■ Aim of the exercise
The records below must be output exactly, without pictures.

■ Chart and figure data
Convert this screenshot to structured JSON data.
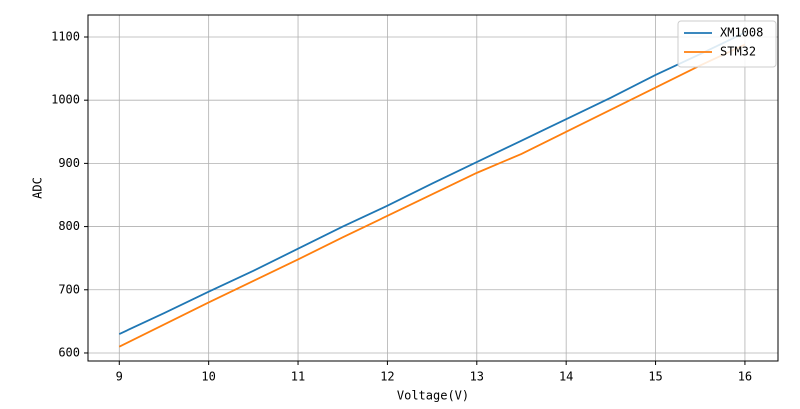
{
  "chart_data": {
    "type": "line",
    "x_label": "Voltage(V)",
    "y_label": "ADC",
    "x": [
      9,
      9.5,
      10,
      10.5,
      11,
      11.5,
      12,
      12.5,
      13,
      13.5,
      14,
      14.5,
      15,
      15.5,
      16
    ],
    "series": [
      {
        "name": "XM1008",
        "color": "#1f77b4",
        "values": [
          630,
          663,
          697,
          730,
          765,
          800,
          833,
          868,
          902,
          936,
          970,
          1004,
          1040,
          1073,
          1107
        ]
      },
      {
        "name": "STM32",
        "color": "#ff7f0e",
        "values": [
          610,
          645,
          680,
          714,
          748,
          783,
          817,
          851,
          885,
          915,
          950,
          985,
          1020,
          1055,
          1088
        ]
      }
    ],
    "xlim": [
      8.65,
      16.37
    ],
    "xticks": [
      9,
      10,
      11,
      12,
      13,
      14,
      15,
      16
    ],
    "ylim": [
      587.3,
      1134.8
    ],
    "yticks": [
      600,
      700,
      800,
      900,
      1000,
      1100
    ],
    "grid": true,
    "legend": "upper right"
  }
}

■ Answer to the exercise
Convert this screenshot to structured JSON data.
{
  "chart_data": {
    "type": "line",
    "x_label": "Voltage(V)",
    "y_label": "ADC",
    "x": [
      9,
      9.5,
      10,
      10.5,
      11,
      11.5,
      12,
      12.5,
      13,
      13.5,
      14,
      14.5,
      15,
      15.5,
      16
    ],
    "series": [
      {
        "name": "XM1008",
        "color": "#1f77b4",
        "values": [
          630,
          663,
          697,
          730,
          765,
          800,
          833,
          868,
          902,
          936,
          970,
          1004,
          1040,
          1073,
          1107
        ]
      },
      {
        "name": "STM32",
        "color": "#ff7f0e",
        "values": [
          610,
          645,
          680,
          714,
          748,
          783,
          817,
          851,
          885,
          915,
          950,
          985,
          1020,
          1055,
          1088
        ]
      }
    ],
    "xlim": [
      8.65,
      16.37
    ],
    "xticks": [
      9,
      10,
      11,
      12,
      13,
      14,
      15,
      16
    ],
    "ylim": [
      587.3,
      1134.8
    ],
    "yticks": [
      600,
      700,
      800,
      900,
      1000,
      1100
    ],
    "grid": true,
    "legend": "upper right"
  }
}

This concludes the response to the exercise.